═════ Excerpted records ═════

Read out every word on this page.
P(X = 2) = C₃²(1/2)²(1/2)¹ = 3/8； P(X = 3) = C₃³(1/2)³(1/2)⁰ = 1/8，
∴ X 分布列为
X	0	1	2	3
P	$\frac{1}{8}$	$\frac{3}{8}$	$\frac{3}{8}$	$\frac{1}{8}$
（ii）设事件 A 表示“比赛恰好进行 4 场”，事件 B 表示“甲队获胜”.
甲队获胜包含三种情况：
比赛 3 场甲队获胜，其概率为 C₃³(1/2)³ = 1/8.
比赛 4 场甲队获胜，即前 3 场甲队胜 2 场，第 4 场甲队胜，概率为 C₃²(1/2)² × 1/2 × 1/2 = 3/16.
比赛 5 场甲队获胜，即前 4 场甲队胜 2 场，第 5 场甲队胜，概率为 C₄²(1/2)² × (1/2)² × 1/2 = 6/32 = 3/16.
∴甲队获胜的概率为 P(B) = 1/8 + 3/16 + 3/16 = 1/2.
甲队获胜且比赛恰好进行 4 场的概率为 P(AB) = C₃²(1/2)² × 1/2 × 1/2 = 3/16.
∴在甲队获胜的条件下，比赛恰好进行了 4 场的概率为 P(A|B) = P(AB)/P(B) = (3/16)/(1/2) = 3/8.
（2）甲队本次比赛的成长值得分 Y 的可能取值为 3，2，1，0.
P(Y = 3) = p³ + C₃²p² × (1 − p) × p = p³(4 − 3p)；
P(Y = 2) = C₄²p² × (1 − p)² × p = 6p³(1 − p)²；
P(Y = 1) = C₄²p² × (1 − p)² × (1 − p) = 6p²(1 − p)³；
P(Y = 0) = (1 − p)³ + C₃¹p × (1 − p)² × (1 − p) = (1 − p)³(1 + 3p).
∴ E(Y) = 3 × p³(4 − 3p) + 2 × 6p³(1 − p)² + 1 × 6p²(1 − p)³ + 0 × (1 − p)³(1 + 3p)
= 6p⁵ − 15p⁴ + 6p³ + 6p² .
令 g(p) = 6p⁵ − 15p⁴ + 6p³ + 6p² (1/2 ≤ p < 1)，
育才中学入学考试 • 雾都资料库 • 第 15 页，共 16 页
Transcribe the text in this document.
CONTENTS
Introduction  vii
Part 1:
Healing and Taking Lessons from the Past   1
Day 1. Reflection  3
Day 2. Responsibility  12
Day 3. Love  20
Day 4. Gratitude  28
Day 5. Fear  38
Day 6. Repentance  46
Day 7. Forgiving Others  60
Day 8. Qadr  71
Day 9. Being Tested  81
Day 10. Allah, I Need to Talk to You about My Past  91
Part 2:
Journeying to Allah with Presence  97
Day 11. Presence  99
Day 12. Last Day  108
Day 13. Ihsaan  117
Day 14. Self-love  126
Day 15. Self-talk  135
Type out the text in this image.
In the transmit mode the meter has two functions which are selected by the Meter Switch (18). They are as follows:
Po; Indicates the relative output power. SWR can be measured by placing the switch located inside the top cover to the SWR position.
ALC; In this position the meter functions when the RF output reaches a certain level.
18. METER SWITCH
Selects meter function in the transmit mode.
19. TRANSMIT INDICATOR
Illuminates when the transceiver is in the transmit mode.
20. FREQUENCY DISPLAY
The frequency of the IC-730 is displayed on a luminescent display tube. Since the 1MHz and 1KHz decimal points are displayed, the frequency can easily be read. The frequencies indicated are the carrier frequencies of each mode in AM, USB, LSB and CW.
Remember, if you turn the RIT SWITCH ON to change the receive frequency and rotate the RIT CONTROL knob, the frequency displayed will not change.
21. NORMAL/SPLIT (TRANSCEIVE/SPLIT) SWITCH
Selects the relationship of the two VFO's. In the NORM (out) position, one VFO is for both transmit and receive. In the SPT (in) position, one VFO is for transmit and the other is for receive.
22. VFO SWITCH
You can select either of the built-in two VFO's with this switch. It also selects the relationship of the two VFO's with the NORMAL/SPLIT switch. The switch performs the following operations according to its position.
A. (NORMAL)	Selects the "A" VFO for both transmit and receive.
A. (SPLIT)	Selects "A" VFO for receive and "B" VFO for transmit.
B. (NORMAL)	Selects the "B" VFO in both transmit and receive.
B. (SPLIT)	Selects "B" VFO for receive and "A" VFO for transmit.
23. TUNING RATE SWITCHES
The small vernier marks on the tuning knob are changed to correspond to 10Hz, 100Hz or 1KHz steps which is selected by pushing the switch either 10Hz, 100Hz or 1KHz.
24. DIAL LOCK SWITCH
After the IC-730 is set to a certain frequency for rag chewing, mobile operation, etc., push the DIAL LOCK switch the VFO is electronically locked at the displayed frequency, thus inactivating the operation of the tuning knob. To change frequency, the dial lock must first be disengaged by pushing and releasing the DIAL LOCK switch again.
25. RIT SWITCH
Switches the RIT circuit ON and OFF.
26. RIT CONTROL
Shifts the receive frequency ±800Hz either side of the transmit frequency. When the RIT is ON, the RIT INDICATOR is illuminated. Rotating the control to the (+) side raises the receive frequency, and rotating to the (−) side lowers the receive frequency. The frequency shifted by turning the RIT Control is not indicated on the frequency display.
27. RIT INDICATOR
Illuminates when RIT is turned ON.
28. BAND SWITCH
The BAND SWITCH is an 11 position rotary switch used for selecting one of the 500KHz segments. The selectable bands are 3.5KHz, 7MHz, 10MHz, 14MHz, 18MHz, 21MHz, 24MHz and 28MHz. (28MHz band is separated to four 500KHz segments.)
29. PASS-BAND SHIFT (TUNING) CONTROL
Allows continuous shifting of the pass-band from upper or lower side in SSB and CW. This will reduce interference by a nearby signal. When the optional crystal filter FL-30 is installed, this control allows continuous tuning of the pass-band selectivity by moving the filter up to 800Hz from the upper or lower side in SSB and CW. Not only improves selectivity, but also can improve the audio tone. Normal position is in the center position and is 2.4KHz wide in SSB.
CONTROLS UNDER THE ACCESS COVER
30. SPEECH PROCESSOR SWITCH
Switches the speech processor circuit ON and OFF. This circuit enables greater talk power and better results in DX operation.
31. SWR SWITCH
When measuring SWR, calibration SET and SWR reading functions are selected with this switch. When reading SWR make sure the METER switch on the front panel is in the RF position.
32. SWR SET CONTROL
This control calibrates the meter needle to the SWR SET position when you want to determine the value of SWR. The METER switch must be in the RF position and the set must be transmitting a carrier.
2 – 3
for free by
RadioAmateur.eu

═════

Exercise requirements:
Check each line of the records for the word "Illuminates", and show the lines that contain it.

The answer:
Illuminates when the transceiver is in the transmit mode.
Illuminates when RIT is turned ON.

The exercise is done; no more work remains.